• _SHORT PROBLEM_
Leaving out every picture, quote the data below exactly as it appears.

(Records from a collection of figures)
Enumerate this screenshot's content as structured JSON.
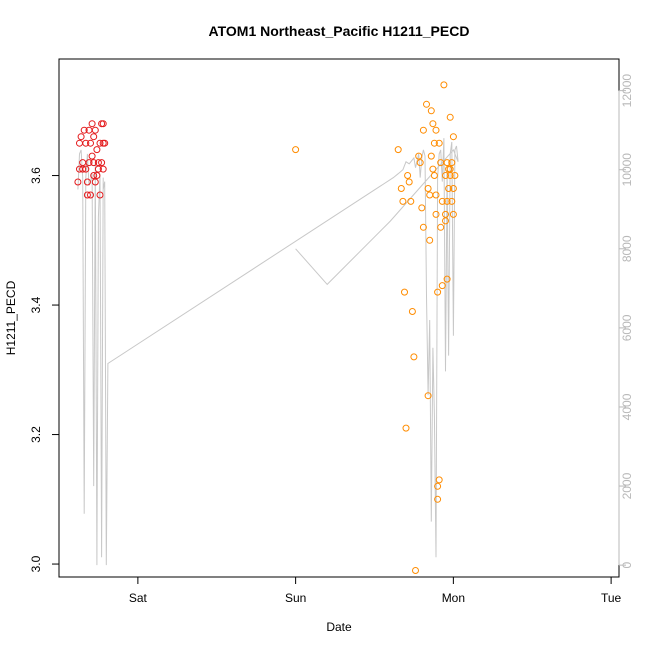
{
  "chart_data": {
    "type": "scatter",
    "title": "ATOM1 Northeast_Pacific H1211_PECD",
    "xlabel": "Date",
    "ylabel": "H1211_PECD",
    "x_ticks": [
      "Sat",
      "Sun",
      "Mon",
      "Tue"
    ],
    "xlim_days_relative_to_sat": [
      -0.5,
      3.05
    ],
    "ylim": [
      2.98,
      3.78
    ],
    "y_ticks": [
      3.0,
      3.2,
      3.4,
      3.6
    ],
    "y2_ticks": [
      0,
      2000,
      4000,
      6000,
      8000,
      10000,
      12000
    ],
    "y2lim": [
      -300,
      12800
    ],
    "grid": false,
    "colors": {
      "series1": "#e41a1c",
      "series2": "#ff8c00",
      "altitude_line": "#c8c8c8",
      "right_axis": "#b8b8b8"
    },
    "series": [
      {
        "color": "#e41a1c",
        "points": [
          [
            -0.38,
            3.59
          ],
          [
            -0.37,
            3.61
          ],
          [
            -0.37,
            3.65
          ],
          [
            -0.36,
            3.66
          ],
          [
            -0.35,
            3.62
          ],
          [
            -0.35,
            3.61
          ],
          [
            -0.34,
            3.67
          ],
          [
            -0.33,
            3.65
          ],
          [
            -0.33,
            3.61
          ],
          [
            -0.32,
            3.59
          ],
          [
            -0.32,
            3.57
          ],
          [
            -0.31,
            3.67
          ],
          [
            -0.31,
            3.62
          ],
          [
            -0.3,
            3.65
          ],
          [
            -0.3,
            3.57
          ],
          [
            -0.29,
            3.68
          ],
          [
            -0.29,
            3.63
          ],
          [
            -0.28,
            3.66
          ],
          [
            -0.28,
            3.62
          ],
          [
            -0.28,
            3.6
          ],
          [
            -0.27,
            3.59
          ],
          [
            -0.27,
            3.67
          ],
          [
            -0.26,
            3.6
          ],
          [
            -0.26,
            3.64
          ],
          [
            -0.25,
            3.62
          ],
          [
            -0.25,
            3.61
          ],
          [
            -0.24,
            3.65
          ],
          [
            -0.24,
            3.57
          ],
          [
            -0.23,
            3.68
          ],
          [
            -0.23,
            3.62
          ],
          [
            -0.22,
            3.68
          ],
          [
            -0.22,
            3.65
          ],
          [
            -0.22,
            3.61
          ],
          [
            -0.21,
            3.65
          ]
        ]
      },
      {
        "color": "#ff8c00",
        "points": [
          [
            1.0,
            3.64
          ],
          [
            1.65,
            3.64
          ],
          [
            1.67,
            3.58
          ],
          [
            1.68,
            3.56
          ],
          [
            1.69,
            3.42
          ],
          [
            1.7,
            3.21
          ],
          [
            1.71,
            3.6
          ],
          [
            1.72,
            3.59
          ],
          [
            1.73,
            3.56
          ],
          [
            1.74,
            3.39
          ],
          [
            1.75,
            3.32
          ],
          [
            1.76,
            2.99
          ],
          [
            1.78,
            3.63
          ],
          [
            1.79,
            3.62
          ],
          [
            1.8,
            3.55
          ],
          [
            1.81,
            3.52
          ],
          [
            1.81,
            3.67
          ],
          [
            1.83,
            3.71
          ],
          [
            1.84,
            3.26
          ],
          [
            1.84,
            3.58
          ],
          [
            1.85,
            3.5
          ],
          [
            1.85,
            3.57
          ],
          [
            1.86,
            3.7
          ],
          [
            1.86,
            3.63
          ],
          [
            1.87,
            3.61
          ],
          [
            1.87,
            3.68
          ],
          [
            1.88,
            3.6
          ],
          [
            1.88,
            3.65
          ],
          [
            1.89,
            3.67
          ],
          [
            1.89,
            3.54
          ],
          [
            1.89,
            3.57
          ],
          [
            1.9,
            3.42
          ],
          [
            1.9,
            3.1
          ],
          [
            1.9,
            3.12
          ],
          [
            1.91,
            3.13
          ],
          [
            1.91,
            3.65
          ],
          [
            1.92,
            3.62
          ],
          [
            1.92,
            3.52
          ],
          [
            1.93,
            3.56
          ],
          [
            1.93,
            3.43
          ],
          [
            1.94,
            3.74
          ],
          [
            1.95,
            3.53
          ],
          [
            1.95,
            3.54
          ],
          [
            1.95,
            3.6
          ],
          [
            1.96,
            3.62
          ],
          [
            1.96,
            3.44
          ],
          [
            1.96,
            3.56
          ],
          [
            1.97,
            3.58
          ],
          [
            1.97,
            3.61
          ],
          [
            1.98,
            3.69
          ],
          [
            1.98,
            3.6
          ],
          [
            1.98,
            3.61
          ],
          [
            1.99,
            3.62
          ],
          [
            1.99,
            3.56
          ],
          [
            2.0,
            3.66
          ],
          [
            2.0,
            3.54
          ],
          [
            2.0,
            3.58
          ],
          [
            2.01,
            3.6
          ]
        ]
      }
    ],
    "altitude_line": [
      [
        -0.38,
        9500
      ],
      [
        -0.37,
        10400
      ],
      [
        -0.36,
        10500
      ],
      [
        -0.35,
        9800
      ],
      [
        -0.34,
        1300
      ],
      [
        -0.33,
        9800
      ],
      [
        -0.32,
        10400
      ],
      [
        -0.31,
        9600
      ],
      [
        -0.3,
        9700
      ],
      [
        -0.29,
        9900
      ],
      [
        -0.28,
        2000
      ],
      [
        -0.27,
        10200
      ],
      [
        -0.26,
        0
      ],
      [
        -0.25,
        8800
      ],
      [
        -0.24,
        9900
      ],
      [
        -0.23,
        200
      ],
      [
        -0.22,
        9800
      ],
      [
        -0.22,
        9500
      ],
      [
        -0.21,
        9700
      ],
      [
        -0.2,
        0
      ],
      [
        -0.19,
        5100
      ],
      [
        1.62,
        9800
      ],
      [
        1.65,
        9900
      ],
      [
        1.68,
        10000
      ],
      [
        1.7,
        10200
      ],
      [
        1.72,
        10150
      ],
      [
        1.75,
        10300
      ],
      [
        1.76,
        10050
      ],
      [
        1.78,
        10400
      ],
      [
        1.79,
        9800
      ],
      [
        1.8,
        10300
      ],
      [
        1.81,
        10500
      ],
      [
        1.82,
        10350
      ],
      [
        1.83,
        6800
      ],
      [
        1.84,
        4300
      ],
      [
        1.85,
        6200
      ],
      [
        1.86,
        1100
      ],
      [
        1.87,
        5500
      ],
      [
        1.88,
        3800
      ],
      [
        1.89,
        200
      ],
      [
        1.9,
        9800
      ],
      [
        1.91,
        10400
      ],
      [
        1.92,
        10500
      ],
      [
        1.93,
        9700
      ],
      [
        1.94,
        10800
      ],
      [
        1.95,
        4900
      ],
      [
        1.96,
        10000
      ],
      [
        1.97,
        5300
      ],
      [
        1.98,
        10400
      ],
      [
        1.99,
        10700
      ],
      [
        2.0,
        5800
      ],
      [
        2.01,
        10500
      ],
      [
        2.02,
        10600
      ],
      [
        2.03,
        10200
      ],
      [
        2.0,
        10500
      ],
      [
        1.8,
        9600
      ],
      [
        1.6,
        8700
      ],
      [
        1.4,
        7900
      ],
      [
        1.2,
        7100
      ],
      [
        1.0,
        8000
      ]
    ]
  }
}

• _WRITTEN RESPONSE_
Enumerate this screenshot's content as structured JSON.
{
  "chart_data": {
    "type": "scatter",
    "title": "ATOM1 Northeast_Pacific H1211_PECD",
    "xlabel": "Date",
    "ylabel": "H1211_PECD",
    "x_ticks": [
      "Sat",
      "Sun",
      "Mon",
      "Tue"
    ],
    "xlim_days_relative_to_sat": [
      -0.5,
      3.05
    ],
    "ylim": [
      2.98,
      3.78
    ],
    "y_ticks": [
      3.0,
      3.2,
      3.4,
      3.6
    ],
    "y2_ticks": [
      0,
      2000,
      4000,
      6000,
      8000,
      10000,
      12000
    ],
    "y2lim": [
      -300,
      12800
    ],
    "grid": false,
    "colors": {
      "series1": "#e41a1c",
      "series2": "#ff8c00",
      "altitude_line": "#c8c8c8",
      "right_axis": "#b8b8b8"
    },
    "series": [
      {
        "color": "#e41a1c",
        "points": [
          [
            -0.38,
            3.59
          ],
          [
            -0.37,
            3.61
          ],
          [
            -0.37,
            3.65
          ],
          [
            -0.36,
            3.66
          ],
          [
            -0.35,
            3.62
          ],
          [
            -0.35,
            3.61
          ],
          [
            -0.34,
            3.67
          ],
          [
            -0.33,
            3.65
          ],
          [
            -0.33,
            3.61
          ],
          [
            -0.32,
            3.59
          ],
          [
            -0.32,
            3.57
          ],
          [
            -0.31,
            3.67
          ],
          [
            -0.31,
            3.62
          ],
          [
            -0.3,
            3.65
          ],
          [
            -0.3,
            3.57
          ],
          [
            -0.29,
            3.68
          ],
          [
            -0.29,
            3.63
          ],
          [
            -0.28,
            3.66
          ],
          [
            -0.28,
            3.62
          ],
          [
            -0.28,
            3.6
          ],
          [
            -0.27,
            3.59
          ],
          [
            -0.27,
            3.67
          ],
          [
            -0.26,
            3.6
          ],
          [
            -0.26,
            3.64
          ],
          [
            -0.25,
            3.62
          ],
          [
            -0.25,
            3.61
          ],
          [
            -0.24,
            3.65
          ],
          [
            -0.24,
            3.57
          ],
          [
            -0.23,
            3.68
          ],
          [
            -0.23,
            3.62
          ],
          [
            -0.22,
            3.68
          ],
          [
            -0.22,
            3.65
          ],
          [
            -0.22,
            3.61
          ],
          [
            -0.21,
            3.65
          ]
        ]
      },
      {
        "color": "#ff8c00",
        "points": [
          [
            1.0,
            3.64
          ],
          [
            1.65,
            3.64
          ],
          [
            1.67,
            3.58
          ],
          [
            1.68,
            3.56
          ],
          [
            1.69,
            3.42
          ],
          [
            1.7,
            3.21
          ],
          [
            1.71,
            3.6
          ],
          [
            1.72,
            3.59
          ],
          [
            1.73,
            3.56
          ],
          [
            1.74,
            3.39
          ],
          [
            1.75,
            3.32
          ],
          [
            1.76,
            2.99
          ],
          [
            1.78,
            3.63
          ],
          [
            1.79,
            3.62
          ],
          [
            1.8,
            3.55
          ],
          [
            1.81,
            3.52
          ],
          [
            1.81,
            3.67
          ],
          [
            1.83,
            3.71
          ],
          [
            1.84,
            3.26
          ],
          [
            1.84,
            3.58
          ],
          [
            1.85,
            3.5
          ],
          [
            1.85,
            3.57
          ],
          [
            1.86,
            3.7
          ],
          [
            1.86,
            3.63
          ],
          [
            1.87,
            3.61
          ],
          [
            1.87,
            3.68
          ],
          [
            1.88,
            3.6
          ],
          [
            1.88,
            3.65
          ],
          [
            1.89,
            3.67
          ],
          [
            1.89,
            3.54
          ],
          [
            1.89,
            3.57
          ],
          [
            1.9,
            3.42
          ],
          [
            1.9,
            3.1
          ],
          [
            1.9,
            3.12
          ],
          [
            1.91,
            3.13
          ],
          [
            1.91,
            3.65
          ],
          [
            1.92,
            3.62
          ],
          [
            1.92,
            3.52
          ],
          [
            1.93,
            3.56
          ],
          [
            1.93,
            3.43
          ],
          [
            1.94,
            3.74
          ],
          [
            1.95,
            3.53
          ],
          [
            1.95,
            3.54
          ],
          [
            1.95,
            3.6
          ],
          [
            1.96,
            3.62
          ],
          [
            1.96,
            3.44
          ],
          [
            1.96,
            3.56
          ],
          [
            1.97,
            3.58
          ],
          [
            1.97,
            3.61
          ],
          [
            1.98,
            3.69
          ],
          [
            1.98,
            3.6
          ],
          [
            1.98,
            3.61
          ],
          [
            1.99,
            3.62
          ],
          [
            1.99,
            3.56
          ],
          [
            2.0,
            3.66
          ],
          [
            2.0,
            3.54
          ],
          [
            2.0,
            3.58
          ],
          [
            2.01,
            3.6
          ]
        ]
      }
    ],
    "altitude_line": [
      [
        -0.38,
        9500
      ],
      [
        -0.37,
        10400
      ],
      [
        -0.36,
        10500
      ],
      [
        -0.35,
        9800
      ],
      [
        -0.34,
        1300
      ],
      [
        -0.33,
        9800
      ],
      [
        -0.32,
        10400
      ],
      [
        -0.31,
        9600
      ],
      [
        -0.3,
        9700
      ],
      [
        -0.29,
        9900
      ],
      [
        -0.28,
        2000
      ],
      [
        -0.27,
        10200
      ],
      [
        -0.26,
        0
      ],
      [
        -0.25,
        8800
      ],
      [
        -0.24,
        9900
      ],
      [
        -0.23,
        200
      ],
      [
        -0.22,
        9800
      ],
      [
        -0.22,
        9500
      ],
      [
        -0.21,
        9700
      ],
      [
        -0.2,
        0
      ],
      [
        -0.19,
        5100
      ],
      [
        1.62,
        9800
      ],
      [
        1.65,
        9900
      ],
      [
        1.68,
        10000
      ],
      [
        1.7,
        10200
      ],
      [
        1.72,
        10150
      ],
      [
        1.75,
        10300
      ],
      [
        1.76,
        10050
      ],
      [
        1.78,
        10400
      ],
      [
        1.79,
        9800
      ],
      [
        1.8,
        10300
      ],
      [
        1.81,
        10500
      ],
      [
        1.82,
        10350
      ],
      [
        1.83,
        6800
      ],
      [
        1.84,
        4300
      ],
      [
        1.85,
        6200
      ],
      [
        1.86,
        1100
      ],
      [
        1.87,
        5500
      ],
      [
        1.88,
        3800
      ],
      [
        1.89,
        200
      ],
      [
        1.9,
        9800
      ],
      [
        1.91,
        10400
      ],
      [
        1.92,
        10500
      ],
      [
        1.93,
        9700
      ],
      [
        1.94,
        10800
      ],
      [
        1.95,
        4900
      ],
      [
        1.96,
        10000
      ],
      [
        1.97,
        5300
      ],
      [
        1.98,
        10400
      ],
      [
        1.99,
        10700
      ],
      [
        2.0,
        5800
      ],
      [
        2.01,
        10500
      ],
      [
        2.02,
        10600
      ],
      [
        2.03,
        10200
      ],
      [
        2.0,
        10500
      ],
      [
        1.8,
        9600
      ],
      [
        1.6,
        8700
      ],
      [
        1.4,
        7900
      ],
      [
        1.2,
        7100
      ],
      [
        1.0,
        8000
      ]
    ]
  }
}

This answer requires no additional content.